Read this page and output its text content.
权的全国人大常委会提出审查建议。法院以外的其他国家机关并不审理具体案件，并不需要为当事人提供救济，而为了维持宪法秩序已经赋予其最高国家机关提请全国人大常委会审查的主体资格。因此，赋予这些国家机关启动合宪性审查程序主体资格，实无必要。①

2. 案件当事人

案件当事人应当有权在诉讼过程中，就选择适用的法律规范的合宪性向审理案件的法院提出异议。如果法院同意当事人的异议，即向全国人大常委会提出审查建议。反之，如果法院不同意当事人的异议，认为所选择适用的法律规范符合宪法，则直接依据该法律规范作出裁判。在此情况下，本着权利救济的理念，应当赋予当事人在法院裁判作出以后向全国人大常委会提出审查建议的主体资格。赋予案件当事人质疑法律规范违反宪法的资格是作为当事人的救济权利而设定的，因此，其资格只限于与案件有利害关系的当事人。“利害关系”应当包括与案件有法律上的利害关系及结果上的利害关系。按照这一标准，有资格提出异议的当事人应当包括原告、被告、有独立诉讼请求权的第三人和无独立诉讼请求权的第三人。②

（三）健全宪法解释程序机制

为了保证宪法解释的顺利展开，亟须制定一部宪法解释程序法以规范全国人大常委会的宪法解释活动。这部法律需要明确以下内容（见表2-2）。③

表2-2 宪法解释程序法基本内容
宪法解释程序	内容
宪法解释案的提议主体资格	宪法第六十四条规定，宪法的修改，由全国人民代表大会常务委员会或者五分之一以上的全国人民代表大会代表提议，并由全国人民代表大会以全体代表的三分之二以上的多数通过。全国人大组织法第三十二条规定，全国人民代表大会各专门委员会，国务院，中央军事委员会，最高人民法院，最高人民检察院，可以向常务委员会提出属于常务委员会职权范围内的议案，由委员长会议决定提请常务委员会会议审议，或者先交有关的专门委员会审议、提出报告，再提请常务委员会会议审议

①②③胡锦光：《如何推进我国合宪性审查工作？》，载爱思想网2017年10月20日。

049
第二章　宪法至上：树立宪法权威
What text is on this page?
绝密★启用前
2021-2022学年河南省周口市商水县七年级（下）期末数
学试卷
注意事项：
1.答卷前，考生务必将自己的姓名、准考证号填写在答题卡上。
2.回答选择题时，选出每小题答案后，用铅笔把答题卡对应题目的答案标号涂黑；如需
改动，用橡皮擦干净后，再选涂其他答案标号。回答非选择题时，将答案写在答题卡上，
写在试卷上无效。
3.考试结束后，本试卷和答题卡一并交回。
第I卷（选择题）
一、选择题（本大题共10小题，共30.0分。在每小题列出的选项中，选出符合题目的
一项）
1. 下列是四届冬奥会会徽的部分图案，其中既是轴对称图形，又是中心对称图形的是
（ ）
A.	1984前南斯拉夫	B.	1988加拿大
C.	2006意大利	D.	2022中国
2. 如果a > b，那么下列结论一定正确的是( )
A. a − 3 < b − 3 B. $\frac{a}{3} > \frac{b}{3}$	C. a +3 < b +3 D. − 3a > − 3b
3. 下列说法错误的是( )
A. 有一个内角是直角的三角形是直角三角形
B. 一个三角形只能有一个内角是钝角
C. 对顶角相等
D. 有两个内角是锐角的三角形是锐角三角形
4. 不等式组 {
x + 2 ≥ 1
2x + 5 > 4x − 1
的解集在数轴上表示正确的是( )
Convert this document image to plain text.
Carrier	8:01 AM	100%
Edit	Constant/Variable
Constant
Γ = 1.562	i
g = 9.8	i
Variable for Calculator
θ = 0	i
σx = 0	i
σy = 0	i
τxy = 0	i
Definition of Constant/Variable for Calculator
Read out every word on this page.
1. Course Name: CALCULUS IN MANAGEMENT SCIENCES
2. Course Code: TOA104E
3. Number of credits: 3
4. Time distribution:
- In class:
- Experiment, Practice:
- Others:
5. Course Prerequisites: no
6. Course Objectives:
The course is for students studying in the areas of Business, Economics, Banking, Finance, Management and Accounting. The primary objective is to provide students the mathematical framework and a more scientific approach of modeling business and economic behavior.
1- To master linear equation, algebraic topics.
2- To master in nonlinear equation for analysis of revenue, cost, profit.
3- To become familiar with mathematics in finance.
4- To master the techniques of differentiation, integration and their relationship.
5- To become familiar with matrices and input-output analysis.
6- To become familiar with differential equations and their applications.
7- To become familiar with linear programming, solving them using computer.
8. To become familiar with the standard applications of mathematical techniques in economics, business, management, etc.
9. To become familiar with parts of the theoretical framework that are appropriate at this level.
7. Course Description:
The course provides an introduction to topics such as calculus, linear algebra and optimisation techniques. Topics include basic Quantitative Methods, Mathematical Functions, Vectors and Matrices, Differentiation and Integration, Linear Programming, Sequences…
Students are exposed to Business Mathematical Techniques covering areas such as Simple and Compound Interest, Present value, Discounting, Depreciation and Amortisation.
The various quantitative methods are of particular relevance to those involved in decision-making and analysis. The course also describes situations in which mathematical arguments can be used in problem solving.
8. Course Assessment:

==*==

What is required:
Write out the material exactly as given.

Solution to the exercise:
Read this page and output its text content.
权的全国人大常委会提出审查建议。法院以外的其他国家机关并不审理具体案件，并不需要为当事人提供救济，而为了维持宪法秩序已经赋予其最高国家机关提请全国人大常委会审查的主体资格。因此，赋予这些国家机关启动合宪性审查程序主体资格，实无必要。①

2. 案件当事人

案件当事人应当有权在诉讼过程中，就选择适用的法律规范的合宪性向审理案件的法院提出异议。如果法院同意当事人的异议，即向全国人大常委会提出审查建议。反之，如果法院不同意当事人的异议，认为所选择适用的法律规范符合宪法，则直接依据该法律规范作出裁判。在此情况下，本着权利救济的理念，应当赋予当事人在法院裁判作出以后向全国人大常委会提出审查建议的主体资格。赋予案件当事人质疑法律规范违反宪法的资格是作为当事人的救济权利而设定的，因此，其资格只限于与案件有利害关系的当事人。“利害关系”应当包括与案件有法律上的利害关系及结果上的利害关系。按照这一标准，有资格提出异议的当事人应当包括原告、被告、有独立诉讼请求权的第三人和无独立诉讼请求权的第三人。②

（三）健全宪法解释程序机制

为了保证宪法解释的顺利展开，亟须制定一部宪法解释程序法以规范全国人大常委会的宪法解释活动。这部法律需要明确以下内容（见表2-2）。③

表2-2 宪法解释程序法基本内容
宪法解释程序	内容
宪法解释案的提议主体资格	宪法第六十四条规定，宪法的修改，由全国人民代表大会常务委员会或者五分之一以上的全国人民代表大会代表提议，并由全国人民代表大会以全体代表的三分之二以上的多数通过。全国人大组织法第三十二条规定，全国人民代表大会各专门委员会，国务院，中央军事委员会，最高人民法院，最高人民检察院，可以向常务委员会提出属于常务委员会职权范围内的议案，由委员长会议决定提请常务委员会会议审议，或者先交有关的专门委员会审议、提出报告，再提请常务委员会会议审议

①②③胡锦光：《如何推进我国合宪性审查工作？》，载爱思想网2017年10月20日。

049
第二章　宪法至上：树立宪法权威
What text is on this page?
绝密★启用前
2021-2022学年河南省周口市商水县七年级（下）期末数
学试卷
注意事项：
1.答卷前，考生务必将自己的姓名、准考证号填写在答题卡上。
2.回答选择题时，选出每小题答案后，用铅笔把答题卡对应题目的答案标号涂黑；如需
改动，用橡皮擦干净后，再选涂其他答案标号。回答非选择题时，将答案写在答题卡上，
写在试卷上无效。
3.考试结束后，本试卷和答题卡一并交回。
第I卷（选择题）
一、选择题（本大题共10小题，共30.0分。在每小题列出的选项中，选出符合题目的
一项）
1. 下列是四届冬奥会会徽的部分图案，其中既是轴对称图形，又是中心对称图形的是
（ ）
A.	1984前南斯拉夫	B.	1988加拿大
C.	2006意大利	D.	2022中国
2. 如果a > b，那么下列结论一定正确的是( )
A. a − 3 < b − 3 B. $\frac{a}{3} > \frac{b}{3}$	C. a +3 < b +3 D. − 3a > − 3b
3. 下列说法错误的是( )
A. 有一个内角是直角的三角形是直角三角形
B. 一个三角形只能有一个内角是钝角
C. 对顶角相等
D. 有两个内角是锐角的三角形是锐角三角形
4. 不等式组 {
x + 2 ≥ 1
2x + 5 > 4x − 1
的解集在数轴上表示正确的是( )
Convert this document image to plain text.
Carrier	8:01 AM	100%
Edit	Constant/Variable
Constant
Γ = 1.562	i
g = 9.8	i
Variable for Calculator
θ = 0	i
σx = 0	i
σy = 0	i
τxy = 0	i
Definition of Constant/Variable for Calculator
Read out every word on this page.
1. Course Name: CALCULUS IN MANAGEMENT SCIENCES
2. Course Code: TOA104E
3. Number of credits: 3
4. Time distribution:
- In class:
- Experiment, Practice:
- Others:
5. Course Prerequisites: no
6. Course Objectives:
The course is for students studying in the areas of Business, Economics, Banking, Finance, Management and Accounting. The primary objective is to provide students the mathematical framework and a more scientific approach of modeling business and economic behavior.
1- To master linear equation, algebraic topics.
2- To master in nonlinear equation for analysis of revenue, cost, profit.
3- To become familiar with mathematics in finance.
4- To master the techniques of differentiation, integration and their relationship.
5- To become familiar with matrices and input-output analysis.
6- To become familiar with differential equations and their applications.
7- To become familiar with linear programming, solving them using computer.
8. To become familiar with the standard applications of mathematical techniques in economics, business, management, etc.
9. To become familiar with parts of the theoretical framework that are appropriate at this level.
7. Course Description:
The course provides an introduction to topics such as calculus, linear algebra and optimisation techniques. Topics include basic Quantitative Methods, Mathematical Functions, Vectors and Matrices, Differentiation and Integration, Linear Programming, Sequences…
Students are exposed to Business Mathematical Techniques covering areas such as Simple and Compound Interest, Present value, Discounting, Depreciation and Amortisation.
The various quantitative methods are of particular relevance to those involved in decision-making and analysis. The course also describes situations in which mathematical arguments can be used in problem solving.
8. Course Assessment:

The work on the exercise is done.